* **Task description**
Find every line in the records that contains the string "עמאן", treating uppercase and lowercase as different, and copy each of those lines in full.

* **Data lines**

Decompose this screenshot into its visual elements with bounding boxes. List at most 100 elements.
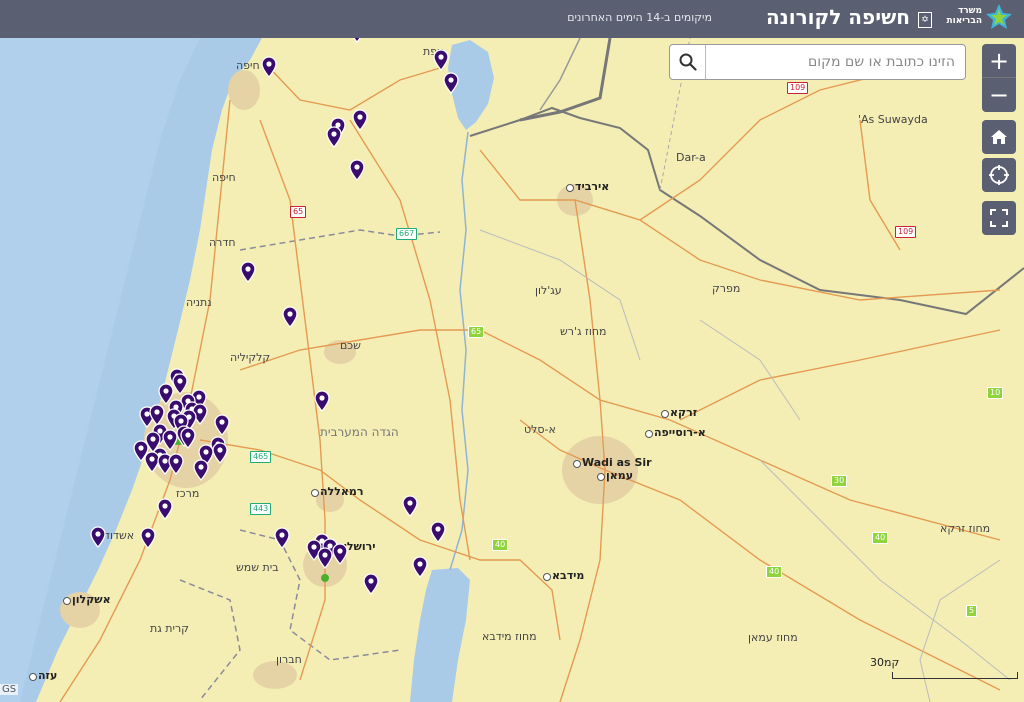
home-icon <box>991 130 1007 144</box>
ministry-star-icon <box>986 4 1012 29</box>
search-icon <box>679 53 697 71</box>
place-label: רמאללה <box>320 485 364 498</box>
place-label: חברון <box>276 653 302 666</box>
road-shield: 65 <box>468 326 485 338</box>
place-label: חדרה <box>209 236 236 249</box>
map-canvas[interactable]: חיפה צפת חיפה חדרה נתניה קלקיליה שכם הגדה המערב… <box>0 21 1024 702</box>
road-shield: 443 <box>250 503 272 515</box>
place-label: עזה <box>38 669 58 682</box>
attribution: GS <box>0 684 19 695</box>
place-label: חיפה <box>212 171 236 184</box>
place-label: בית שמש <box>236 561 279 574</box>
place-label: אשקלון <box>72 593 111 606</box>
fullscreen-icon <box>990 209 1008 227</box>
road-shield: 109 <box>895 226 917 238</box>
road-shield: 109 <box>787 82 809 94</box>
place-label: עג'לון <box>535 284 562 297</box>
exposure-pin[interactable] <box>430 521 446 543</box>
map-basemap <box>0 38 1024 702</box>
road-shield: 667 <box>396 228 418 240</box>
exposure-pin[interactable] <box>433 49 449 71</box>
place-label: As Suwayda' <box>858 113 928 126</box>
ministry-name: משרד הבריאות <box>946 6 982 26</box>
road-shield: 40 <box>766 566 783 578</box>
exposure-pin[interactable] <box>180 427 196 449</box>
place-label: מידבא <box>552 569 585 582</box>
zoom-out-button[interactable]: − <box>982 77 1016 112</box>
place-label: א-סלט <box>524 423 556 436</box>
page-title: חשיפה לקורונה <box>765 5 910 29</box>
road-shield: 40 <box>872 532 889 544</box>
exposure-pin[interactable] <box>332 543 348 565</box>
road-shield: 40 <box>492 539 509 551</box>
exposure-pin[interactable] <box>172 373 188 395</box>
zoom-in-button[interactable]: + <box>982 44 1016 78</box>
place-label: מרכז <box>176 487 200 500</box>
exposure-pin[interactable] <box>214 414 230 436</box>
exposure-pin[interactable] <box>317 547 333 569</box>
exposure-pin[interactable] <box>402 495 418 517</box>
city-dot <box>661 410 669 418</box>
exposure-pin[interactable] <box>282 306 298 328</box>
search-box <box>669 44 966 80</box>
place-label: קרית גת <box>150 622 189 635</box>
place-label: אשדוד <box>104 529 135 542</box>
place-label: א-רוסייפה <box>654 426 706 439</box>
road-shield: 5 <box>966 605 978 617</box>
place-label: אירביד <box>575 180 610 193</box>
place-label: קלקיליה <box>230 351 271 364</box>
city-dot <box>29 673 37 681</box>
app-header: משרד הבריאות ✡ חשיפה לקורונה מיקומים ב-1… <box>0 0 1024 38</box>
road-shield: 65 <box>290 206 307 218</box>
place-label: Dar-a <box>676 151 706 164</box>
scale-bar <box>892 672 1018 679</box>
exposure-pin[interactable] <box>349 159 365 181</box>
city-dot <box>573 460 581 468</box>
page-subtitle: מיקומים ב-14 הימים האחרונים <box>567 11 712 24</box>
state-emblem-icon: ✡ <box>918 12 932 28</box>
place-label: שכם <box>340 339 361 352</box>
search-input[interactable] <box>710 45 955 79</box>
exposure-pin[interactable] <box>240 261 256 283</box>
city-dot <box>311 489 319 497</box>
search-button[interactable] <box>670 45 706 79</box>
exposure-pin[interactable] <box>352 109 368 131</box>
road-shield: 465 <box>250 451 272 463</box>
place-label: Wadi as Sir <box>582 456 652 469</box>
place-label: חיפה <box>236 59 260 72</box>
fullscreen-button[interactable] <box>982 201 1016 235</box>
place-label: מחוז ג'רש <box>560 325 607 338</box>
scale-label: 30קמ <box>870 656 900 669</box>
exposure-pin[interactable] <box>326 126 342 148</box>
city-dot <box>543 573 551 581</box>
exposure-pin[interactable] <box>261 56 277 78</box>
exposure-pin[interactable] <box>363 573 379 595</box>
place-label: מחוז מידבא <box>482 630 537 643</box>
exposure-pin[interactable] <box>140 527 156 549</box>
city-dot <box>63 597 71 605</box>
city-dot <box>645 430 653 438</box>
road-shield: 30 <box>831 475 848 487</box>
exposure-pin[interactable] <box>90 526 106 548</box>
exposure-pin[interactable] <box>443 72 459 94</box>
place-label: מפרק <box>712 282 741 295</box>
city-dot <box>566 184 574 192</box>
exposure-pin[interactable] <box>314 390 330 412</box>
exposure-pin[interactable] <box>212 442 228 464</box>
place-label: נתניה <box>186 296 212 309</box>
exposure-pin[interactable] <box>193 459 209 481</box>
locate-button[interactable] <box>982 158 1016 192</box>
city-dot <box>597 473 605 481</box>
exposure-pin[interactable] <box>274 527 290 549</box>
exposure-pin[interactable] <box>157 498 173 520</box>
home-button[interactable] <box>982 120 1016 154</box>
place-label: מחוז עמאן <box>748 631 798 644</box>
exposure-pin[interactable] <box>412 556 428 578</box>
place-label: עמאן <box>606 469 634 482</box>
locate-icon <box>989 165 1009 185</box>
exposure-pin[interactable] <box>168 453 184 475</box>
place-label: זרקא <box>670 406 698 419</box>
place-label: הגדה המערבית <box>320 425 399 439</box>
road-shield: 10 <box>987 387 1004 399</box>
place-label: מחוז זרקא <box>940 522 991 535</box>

* **Completed task**
place-label: מחוז עמאן <box>748 631 798 644</box>
place-label: עמאן <box>606 469 634 482</box>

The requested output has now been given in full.